> **Work instructions**
Output the material word for word. Leave each picture out.

(Stored entries)
## Begin

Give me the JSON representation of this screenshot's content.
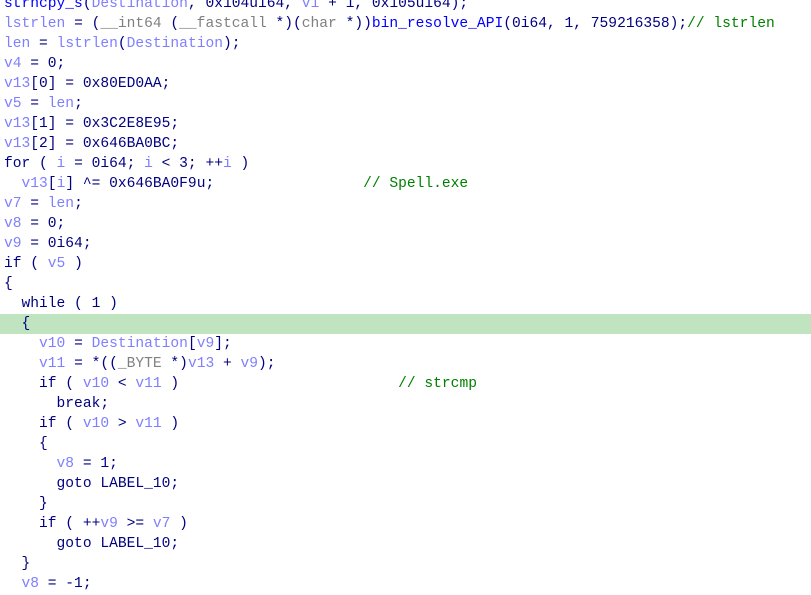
{
  "colors": {
    "variable": "#7f7fff",
    "keyword": "#000080",
    "type": "#808080",
    "function": "#0000ff",
    "comment": "#008000",
    "highlight": "#c0e4c0"
  },
  "highlighted_line": 16,
  "lines": [
    {
      "tokens": [
        [
          "strncpy_s",
          "f"
        ],
        [
          "(",
          "p"
        ],
        [
          "Destination",
          "v"
        ],
        [
          ", 0x104ui64, ",
          "p"
        ],
        [
          "v1",
          "v"
        ],
        [
          " + 1, 0x105ui64);",
          "p"
        ]
      ]
    },
    {
      "tokens": [
        [
          "lstrlen",
          "v"
        ],
        [
          " = (",
          "p"
        ],
        [
          "__int64",
          "t"
        ],
        [
          " (",
          "p"
        ],
        [
          "__fastcall",
          "t"
        ],
        [
          " *)(",
          "p"
        ],
        [
          "char",
          "t"
        ],
        [
          " *))",
          "p"
        ],
        [
          "bin_resolve_API",
          "f"
        ],
        [
          "(0i64, 1, 759216358);",
          "p"
        ],
        [
          "// lstrlen",
          "c"
        ]
      ]
    },
    {
      "tokens": [
        [
          "len",
          "v"
        ],
        [
          " = ",
          "p"
        ],
        [
          "lstrlen",
          "v"
        ],
        [
          "(",
          "p"
        ],
        [
          "Destination",
          "v"
        ],
        [
          ");",
          "p"
        ]
      ]
    },
    {
      "tokens": [
        [
          "v4",
          "v"
        ],
        [
          " = 0;",
          "p"
        ]
      ]
    },
    {
      "tokens": [
        [
          "v13",
          "v"
        ],
        [
          "[0] = 0x80ED0AA;",
          "p"
        ]
      ]
    },
    {
      "tokens": [
        [
          "v5",
          "v"
        ],
        [
          " = ",
          "p"
        ],
        [
          "len",
          "v"
        ],
        [
          ";",
          "p"
        ]
      ]
    },
    {
      "tokens": [
        [
          "v13",
          "v"
        ],
        [
          "[1] = 0x3C2E8E95;",
          "p"
        ]
      ]
    },
    {
      "tokens": [
        [
          "v13",
          "v"
        ],
        [
          "[2] = 0x646BA0BC;",
          "p"
        ]
      ]
    },
    {
      "tokens": [
        [
          "for ( ",
          "p"
        ],
        [
          "i",
          "v"
        ],
        [
          " = 0i64; ",
          "p"
        ],
        [
          "i",
          "v"
        ],
        [
          " < 3; ++",
          "p"
        ],
        [
          "i",
          "v"
        ],
        [
          " )",
          "p"
        ]
      ]
    },
    {
      "tokens": [
        [
          "  ",
          "p"
        ],
        [
          "v13",
          "v"
        ],
        [
          "[",
          "p"
        ],
        [
          "i",
          "v"
        ],
        [
          "] ^= 0x646BA0F9u;                 ",
          "p"
        ],
        [
          "// Spell.exe",
          "c"
        ]
      ]
    },
    {
      "tokens": [
        [
          "v7",
          "v"
        ],
        [
          " = ",
          "p"
        ],
        [
          "len",
          "v"
        ],
        [
          ";",
          "p"
        ]
      ]
    },
    {
      "tokens": [
        [
          "v8",
          "v"
        ],
        [
          " = 0;",
          "p"
        ]
      ]
    },
    {
      "tokens": [
        [
          "v9",
          "v"
        ],
        [
          " = 0i64;",
          "p"
        ]
      ]
    },
    {
      "tokens": [
        [
          "if ( ",
          "p"
        ],
        [
          "v5",
          "v"
        ],
        [
          " )",
          "p"
        ]
      ]
    },
    {
      "tokens": [
        [
          "{",
          "p"
        ]
      ]
    },
    {
      "tokens": [
        [
          "  while ( 1 )",
          "p"
        ]
      ]
    },
    {
      "tokens": [
        [
          "  {",
          "p"
        ]
      ]
    },
    {
      "tokens": [
        [
          "    ",
          "p"
        ],
        [
          "v10",
          "v"
        ],
        [
          " = ",
          "p"
        ],
        [
          "Destination",
          "v"
        ],
        [
          "[",
          "p"
        ],
        [
          "v9",
          "v"
        ],
        [
          "];",
          "p"
        ]
      ]
    },
    {
      "tokens": [
        [
          "    ",
          "p"
        ],
        [
          "v11",
          "v"
        ],
        [
          " = *((",
          "p"
        ],
        [
          "_BYTE",
          "t"
        ],
        [
          " *)",
          "p"
        ],
        [
          "v13",
          "v"
        ],
        [
          " + ",
          "p"
        ],
        [
          "v9",
          "v"
        ],
        [
          ");",
          "p"
        ]
      ]
    },
    {
      "tokens": [
        [
          "    if ( ",
          "p"
        ],
        [
          "v10",
          "v"
        ],
        [
          " < ",
          "p"
        ],
        [
          "v11",
          "v"
        ],
        [
          " )                         ",
          "p"
        ],
        [
          "// strcmp",
          "c"
        ]
      ]
    },
    {
      "tokens": [
        [
          "      break;",
          "p"
        ]
      ]
    },
    {
      "tokens": [
        [
          "    if ( ",
          "p"
        ],
        [
          "v10",
          "v"
        ],
        [
          " > ",
          "p"
        ],
        [
          "v11",
          "v"
        ],
        [
          " )",
          "p"
        ]
      ]
    },
    {
      "tokens": [
        [
          "    {",
          "p"
        ]
      ]
    },
    {
      "tokens": [
        [
          "      ",
          "p"
        ],
        [
          "v8",
          "v"
        ],
        [
          " = 1;",
          "p"
        ]
      ]
    },
    {
      "tokens": [
        [
          "      goto LABEL_10;",
          "p"
        ]
      ]
    },
    {
      "tokens": [
        [
          "    }",
          "p"
        ]
      ]
    },
    {
      "tokens": [
        [
          "    if ( ++",
          "p"
        ],
        [
          "v9",
          "v"
        ],
        [
          " >= ",
          "p"
        ],
        [
          "v7",
          "v"
        ],
        [
          " )",
          "p"
        ]
      ]
    },
    {
      "tokens": [
        [
          "      goto LABEL_10;",
          "p"
        ]
      ]
    },
    {
      "tokens": [
        [
          "  }",
          "p"
        ]
      ]
    },
    {
      "tokens": [
        [
          "  ",
          "p"
        ],
        [
          "v8",
          "v"
        ],
        [
          " = -1;",
          "p"
        ]
      ]
    }
  ]
}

## End

> **Solution to this problem**
Give me the JSON representation of this screenshot's content.
{
  "colors": {
    "variable": "#7f7fff",
    "keyword": "#000080",
    "type": "#808080",
    "function": "#0000ff",
    "comment": "#008000",
    "highlight": "#c0e4c0"
  },
  "highlighted_line": 16,
  "lines": [
    {
      "tokens": [
        [
          "strncpy_s",
          "f"
        ],
        [
          "(",
          "p"
        ],
        [
          "Destination",
          "v"
        ],
        [
          ", 0x104ui64, ",
          "p"
        ],
        [
          "v1",
          "v"
        ],
        [
          " + 1, 0x105ui64);",
          "p"
        ]
      ]
    },
    {
      "tokens": [
        [
          "lstrlen",
          "v"
        ],
        [
          " = (",
          "p"
        ],
        [
          "__int64",
          "t"
        ],
        [
          " (",
          "p"
        ],
        [
          "__fastcall",
          "t"
        ],
        [
          " *)(",
          "p"
        ],
        [
          "char",
          "t"
        ],
        [
          " *))",
          "p"
        ],
        [
          "bin_resolve_API",
          "f"
        ],
        [
          "(0i64, 1, 759216358);",
          "p"
        ],
        [
          "// lstrlen",
          "c"
        ]
      ]
    },
    {
      "tokens": [
        [
          "len",
          "v"
        ],
        [
          " = ",
          "p"
        ],
        [
          "lstrlen",
          "v"
        ],
        [
          "(",
          "p"
        ],
        [
          "Destination",
          "v"
        ],
        [
          ");",
          "p"
        ]
      ]
    },
    {
      "tokens": [
        [
          "v4",
          "v"
        ],
        [
          " = 0;",
          "p"
        ]
      ]
    },
    {
      "tokens": [
        [
          "v13",
          "v"
        ],
        [
          "[0] = 0x80ED0AA;",
          "p"
        ]
      ]
    },
    {
      "tokens": [
        [
          "v5",
          "v"
        ],
        [
          " = ",
          "p"
        ],
        [
          "len",
          "v"
        ],
        [
          ";",
          "p"
        ]
      ]
    },
    {
      "tokens": [
        [
          "v13",
          "v"
        ],
        [
          "[1] = 0x3C2E8E95;",
          "p"
        ]
      ]
    },
    {
      "tokens": [
        [
          "v13",
          "v"
        ],
        [
          "[2] = 0x646BA0BC;",
          "p"
        ]
      ]
    },
    {
      "tokens": [
        [
          "for ( ",
          "p"
        ],
        [
          "i",
          "v"
        ],
        [
          " = 0i64; ",
          "p"
        ],
        [
          "i",
          "v"
        ],
        [
          " < 3; ++",
          "p"
        ],
        [
          "i",
          "v"
        ],
        [
          " )",
          "p"
        ]
      ]
    },
    {
      "tokens": [
        [
          "  ",
          "p"
        ],
        [
          "v13",
          "v"
        ],
        [
          "[",
          "p"
        ],
        [
          "i",
          "v"
        ],
        [
          "] ^= 0x646BA0F9u;                 ",
          "p"
        ],
        [
          "// Spell.exe",
          "c"
        ]
      ]
    },
    {
      "tokens": [
        [
          "v7",
          "v"
        ],
        [
          " = ",
          "p"
        ],
        [
          "len",
          "v"
        ],
        [
          ";",
          "p"
        ]
      ]
    },
    {
      "tokens": [
        [
          "v8",
          "v"
        ],
        [
          " = 0;",
          "p"
        ]
      ]
    },
    {
      "tokens": [
        [
          "v9",
          "v"
        ],
        [
          " = 0i64;",
          "p"
        ]
      ]
    },
    {
      "tokens": [
        [
          "if ( ",
          "p"
        ],
        [
          "v5",
          "v"
        ],
        [
          " )",
          "p"
        ]
      ]
    },
    {
      "tokens": [
        [
          "{",
          "p"
        ]
      ]
    },
    {
      "tokens": [
        [
          "  while ( 1 )",
          "p"
        ]
      ]
    },
    {
      "tokens": [
        [
          "  {",
          "p"
        ]
      ]
    },
    {
      "tokens": [
        [
          "    ",
          "p"
        ],
        [
          "v10",
          "v"
        ],
        [
          " = ",
          "p"
        ],
        [
          "Destination",
          "v"
        ],
        [
          "[",
          "p"
        ],
        [
          "v9",
          "v"
        ],
        [
          "];",
          "p"
        ]
      ]
    },
    {
      "tokens": [
        [
          "    ",
          "p"
        ],
        [
          "v11",
          "v"
        ],
        [
          " = *((",
          "p"
        ],
        [
          "_BYTE",
          "t"
        ],
        [
          " *)",
          "p"
        ],
        [
          "v13",
          "v"
        ],
        [
          " + ",
          "p"
        ],
        [
          "v9",
          "v"
        ],
        [
          ");",
          "p"
        ]
      ]
    },
    {
      "tokens": [
        [
          "    if ( ",
          "p"
        ],
        [
          "v10",
          "v"
        ],
        [
          " < ",
          "p"
        ],
        [
          "v11",
          "v"
        ],
        [
          " )                         ",
          "p"
        ],
        [
          "// strcmp",
          "c"
        ]
      ]
    },
    {
      "tokens": [
        [
          "      break;",
          "p"
        ]
      ]
    },
    {
      "tokens": [
        [
          "    if ( ",
          "p"
        ],
        [
          "v10",
          "v"
        ],
        [
          " > ",
          "p"
        ],
        [
          "v11",
          "v"
        ],
        [
          " )",
          "p"
        ]
      ]
    },
    {
      "tokens": [
        [
          "    {",
          "p"
        ]
      ]
    },
    {
      "tokens": [
        [
          "      ",
          "p"
        ],
        [
          "v8",
          "v"
        ],
        [
          " = 1;",
          "p"
        ]
      ]
    },
    {
      "tokens": [
        [
          "      goto LABEL_10;",
          "p"
        ]
      ]
    },
    {
      "tokens": [
        [
          "    }",
          "p"
        ]
      ]
    },
    {
      "tokens": [
        [
          "    if ( ++",
          "p"
        ],
        [
          "v9",
          "v"
        ],
        [
          " >= ",
          "p"
        ],
        [
          "v7",
          "v"
        ],
        [
          " )",
          "p"
        ]
      ]
    },
    {
      "tokens": [
        [
          "      goto LABEL_10;",
          "p"
        ]
      ]
    },
    {
      "tokens": [
        [
          "  }",
          "p"
        ]
      ]
    },
    {
      "tokens": [
        [
          "  ",
          "p"
        ],
        [
          "v8",
          "v"
        ],
        [
          " = -1;",
          "p"
        ]
      ]
    }
  ]
}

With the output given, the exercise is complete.